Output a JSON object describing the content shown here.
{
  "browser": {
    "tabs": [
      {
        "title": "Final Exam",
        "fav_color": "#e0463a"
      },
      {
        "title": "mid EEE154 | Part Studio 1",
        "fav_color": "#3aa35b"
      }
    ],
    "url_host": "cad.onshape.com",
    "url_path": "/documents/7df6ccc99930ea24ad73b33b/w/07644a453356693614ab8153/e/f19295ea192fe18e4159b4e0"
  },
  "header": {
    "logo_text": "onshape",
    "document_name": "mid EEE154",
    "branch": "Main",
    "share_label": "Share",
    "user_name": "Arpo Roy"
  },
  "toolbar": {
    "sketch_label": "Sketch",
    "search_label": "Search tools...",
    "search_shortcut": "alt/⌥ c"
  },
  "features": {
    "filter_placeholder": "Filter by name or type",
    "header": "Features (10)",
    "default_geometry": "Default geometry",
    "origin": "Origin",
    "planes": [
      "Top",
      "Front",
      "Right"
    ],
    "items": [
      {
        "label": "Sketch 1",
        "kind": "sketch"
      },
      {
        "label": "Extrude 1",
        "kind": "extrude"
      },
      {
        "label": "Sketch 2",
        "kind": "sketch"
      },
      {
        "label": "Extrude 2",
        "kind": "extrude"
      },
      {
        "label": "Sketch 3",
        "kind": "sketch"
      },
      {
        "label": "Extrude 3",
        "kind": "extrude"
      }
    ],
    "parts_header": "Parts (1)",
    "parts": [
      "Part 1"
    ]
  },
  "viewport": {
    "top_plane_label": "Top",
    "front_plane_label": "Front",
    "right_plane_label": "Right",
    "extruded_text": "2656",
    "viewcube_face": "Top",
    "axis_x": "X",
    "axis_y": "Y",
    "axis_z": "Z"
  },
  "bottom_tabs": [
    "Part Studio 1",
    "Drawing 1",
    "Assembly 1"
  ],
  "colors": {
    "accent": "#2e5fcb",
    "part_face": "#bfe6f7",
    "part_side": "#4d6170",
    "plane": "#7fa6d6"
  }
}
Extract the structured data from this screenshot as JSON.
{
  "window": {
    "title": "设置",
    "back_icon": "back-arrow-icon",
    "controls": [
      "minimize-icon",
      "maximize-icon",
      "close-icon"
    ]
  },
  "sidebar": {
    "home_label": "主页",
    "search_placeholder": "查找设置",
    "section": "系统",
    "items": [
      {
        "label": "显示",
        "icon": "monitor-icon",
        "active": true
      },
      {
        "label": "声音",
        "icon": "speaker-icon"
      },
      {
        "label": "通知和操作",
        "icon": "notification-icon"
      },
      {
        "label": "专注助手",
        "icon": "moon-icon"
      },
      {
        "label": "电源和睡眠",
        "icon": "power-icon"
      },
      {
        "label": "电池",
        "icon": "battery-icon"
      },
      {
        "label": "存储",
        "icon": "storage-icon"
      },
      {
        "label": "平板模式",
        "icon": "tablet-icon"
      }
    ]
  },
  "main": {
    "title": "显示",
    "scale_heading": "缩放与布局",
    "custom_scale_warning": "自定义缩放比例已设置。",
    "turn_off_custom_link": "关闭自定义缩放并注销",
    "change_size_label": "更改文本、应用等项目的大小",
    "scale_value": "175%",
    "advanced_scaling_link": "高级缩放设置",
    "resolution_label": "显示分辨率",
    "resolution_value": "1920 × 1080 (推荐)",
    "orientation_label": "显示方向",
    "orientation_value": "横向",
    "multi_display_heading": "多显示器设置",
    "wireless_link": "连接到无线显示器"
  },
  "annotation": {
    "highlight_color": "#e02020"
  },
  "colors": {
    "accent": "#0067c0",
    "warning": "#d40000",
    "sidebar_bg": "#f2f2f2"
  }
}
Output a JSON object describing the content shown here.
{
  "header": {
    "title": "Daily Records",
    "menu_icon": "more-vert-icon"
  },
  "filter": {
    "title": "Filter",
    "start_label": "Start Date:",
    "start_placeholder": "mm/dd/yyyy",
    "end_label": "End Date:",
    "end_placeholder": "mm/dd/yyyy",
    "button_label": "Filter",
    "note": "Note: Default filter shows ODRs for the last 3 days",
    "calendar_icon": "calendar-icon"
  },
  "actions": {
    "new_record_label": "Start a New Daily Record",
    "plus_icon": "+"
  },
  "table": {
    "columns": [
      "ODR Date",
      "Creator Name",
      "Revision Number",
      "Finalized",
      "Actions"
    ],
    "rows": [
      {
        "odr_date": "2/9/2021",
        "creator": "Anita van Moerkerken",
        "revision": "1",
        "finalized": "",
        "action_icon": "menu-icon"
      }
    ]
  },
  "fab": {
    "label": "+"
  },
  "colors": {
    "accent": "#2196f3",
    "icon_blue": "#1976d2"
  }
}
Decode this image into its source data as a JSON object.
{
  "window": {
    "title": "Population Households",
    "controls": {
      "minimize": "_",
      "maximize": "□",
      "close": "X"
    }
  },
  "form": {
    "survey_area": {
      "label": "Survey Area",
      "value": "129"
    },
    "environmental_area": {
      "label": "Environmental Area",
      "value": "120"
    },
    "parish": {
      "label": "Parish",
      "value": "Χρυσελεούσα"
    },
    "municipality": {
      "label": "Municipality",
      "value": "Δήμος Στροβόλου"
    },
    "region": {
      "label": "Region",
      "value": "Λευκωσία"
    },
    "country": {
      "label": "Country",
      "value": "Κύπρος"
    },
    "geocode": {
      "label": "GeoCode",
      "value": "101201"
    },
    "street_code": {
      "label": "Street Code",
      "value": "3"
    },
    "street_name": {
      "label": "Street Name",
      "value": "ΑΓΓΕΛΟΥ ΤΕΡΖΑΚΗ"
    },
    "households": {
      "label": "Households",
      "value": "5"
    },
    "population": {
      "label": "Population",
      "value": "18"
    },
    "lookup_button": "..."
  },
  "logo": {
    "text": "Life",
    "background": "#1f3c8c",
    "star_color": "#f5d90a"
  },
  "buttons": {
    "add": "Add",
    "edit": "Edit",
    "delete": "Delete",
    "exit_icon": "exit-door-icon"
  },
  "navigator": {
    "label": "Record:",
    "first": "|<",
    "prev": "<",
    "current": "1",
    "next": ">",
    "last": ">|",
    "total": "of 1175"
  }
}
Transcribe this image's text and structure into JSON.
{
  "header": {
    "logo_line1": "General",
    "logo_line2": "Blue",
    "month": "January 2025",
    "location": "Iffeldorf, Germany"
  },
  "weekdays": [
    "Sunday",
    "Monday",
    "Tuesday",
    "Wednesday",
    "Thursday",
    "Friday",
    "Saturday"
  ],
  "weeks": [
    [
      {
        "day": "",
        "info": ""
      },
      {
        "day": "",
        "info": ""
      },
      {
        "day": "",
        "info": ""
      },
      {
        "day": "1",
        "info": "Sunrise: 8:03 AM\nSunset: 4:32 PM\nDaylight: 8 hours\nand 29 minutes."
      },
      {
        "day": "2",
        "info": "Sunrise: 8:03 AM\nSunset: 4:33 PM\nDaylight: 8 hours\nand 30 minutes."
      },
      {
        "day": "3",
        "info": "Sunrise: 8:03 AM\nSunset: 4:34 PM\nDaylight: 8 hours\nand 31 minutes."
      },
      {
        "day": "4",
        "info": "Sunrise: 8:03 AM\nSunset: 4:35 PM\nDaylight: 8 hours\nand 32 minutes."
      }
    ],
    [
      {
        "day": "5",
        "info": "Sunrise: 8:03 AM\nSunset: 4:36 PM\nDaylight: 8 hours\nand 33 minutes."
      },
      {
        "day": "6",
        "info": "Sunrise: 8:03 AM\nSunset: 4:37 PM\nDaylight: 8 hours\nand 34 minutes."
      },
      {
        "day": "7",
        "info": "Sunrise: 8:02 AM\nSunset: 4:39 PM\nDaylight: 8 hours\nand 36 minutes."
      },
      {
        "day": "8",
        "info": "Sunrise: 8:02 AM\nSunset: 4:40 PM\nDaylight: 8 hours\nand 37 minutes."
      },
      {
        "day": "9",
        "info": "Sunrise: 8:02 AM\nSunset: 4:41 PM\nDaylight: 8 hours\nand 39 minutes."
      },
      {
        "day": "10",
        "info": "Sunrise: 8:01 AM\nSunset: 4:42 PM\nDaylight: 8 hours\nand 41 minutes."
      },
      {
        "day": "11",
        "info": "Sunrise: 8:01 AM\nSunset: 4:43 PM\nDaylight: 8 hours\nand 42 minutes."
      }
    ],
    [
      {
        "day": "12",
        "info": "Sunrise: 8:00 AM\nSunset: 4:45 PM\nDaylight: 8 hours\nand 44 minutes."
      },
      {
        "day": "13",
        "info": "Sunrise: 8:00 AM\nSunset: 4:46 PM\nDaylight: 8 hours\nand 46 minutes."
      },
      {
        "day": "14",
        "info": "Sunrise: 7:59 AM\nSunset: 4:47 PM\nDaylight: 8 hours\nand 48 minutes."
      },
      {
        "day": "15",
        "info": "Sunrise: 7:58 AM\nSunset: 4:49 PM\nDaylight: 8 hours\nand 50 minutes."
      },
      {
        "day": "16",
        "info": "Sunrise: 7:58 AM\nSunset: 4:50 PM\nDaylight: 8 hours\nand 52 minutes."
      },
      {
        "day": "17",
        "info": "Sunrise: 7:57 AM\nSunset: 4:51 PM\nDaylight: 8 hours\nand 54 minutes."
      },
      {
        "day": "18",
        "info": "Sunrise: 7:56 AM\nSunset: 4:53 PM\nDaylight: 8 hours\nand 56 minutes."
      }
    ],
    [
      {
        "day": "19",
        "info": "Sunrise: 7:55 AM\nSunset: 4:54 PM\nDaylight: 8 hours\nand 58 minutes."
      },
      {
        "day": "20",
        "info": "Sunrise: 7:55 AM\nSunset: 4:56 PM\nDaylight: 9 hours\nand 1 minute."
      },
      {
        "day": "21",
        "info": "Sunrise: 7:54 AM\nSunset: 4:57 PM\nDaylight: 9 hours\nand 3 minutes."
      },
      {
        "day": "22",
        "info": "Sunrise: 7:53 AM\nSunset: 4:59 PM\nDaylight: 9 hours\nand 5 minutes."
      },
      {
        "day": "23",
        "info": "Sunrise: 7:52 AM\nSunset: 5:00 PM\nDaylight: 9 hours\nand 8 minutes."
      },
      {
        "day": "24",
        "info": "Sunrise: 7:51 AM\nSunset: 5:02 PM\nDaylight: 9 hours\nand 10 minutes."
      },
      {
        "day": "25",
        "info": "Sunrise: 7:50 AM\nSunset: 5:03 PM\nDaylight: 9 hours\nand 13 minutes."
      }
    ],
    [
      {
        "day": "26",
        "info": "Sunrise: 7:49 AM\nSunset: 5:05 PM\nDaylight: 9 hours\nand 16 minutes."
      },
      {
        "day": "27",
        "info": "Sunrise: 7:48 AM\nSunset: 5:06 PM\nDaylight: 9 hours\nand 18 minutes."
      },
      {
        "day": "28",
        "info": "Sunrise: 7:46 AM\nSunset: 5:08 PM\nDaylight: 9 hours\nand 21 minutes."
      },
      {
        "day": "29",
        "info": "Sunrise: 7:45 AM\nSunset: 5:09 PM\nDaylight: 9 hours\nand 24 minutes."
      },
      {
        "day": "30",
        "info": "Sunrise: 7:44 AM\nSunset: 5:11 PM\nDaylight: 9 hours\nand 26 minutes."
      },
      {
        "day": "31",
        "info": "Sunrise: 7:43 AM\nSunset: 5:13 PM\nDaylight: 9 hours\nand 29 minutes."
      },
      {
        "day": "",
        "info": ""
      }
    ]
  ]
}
.....
(EXERCISE DIRECTIONS): Collect the complete line wherever the string "last" appears in the records.

(THE SOLUTION):
    "note": "Note: Default filter shows ODRs for the last 3 days",
    "last": ">|",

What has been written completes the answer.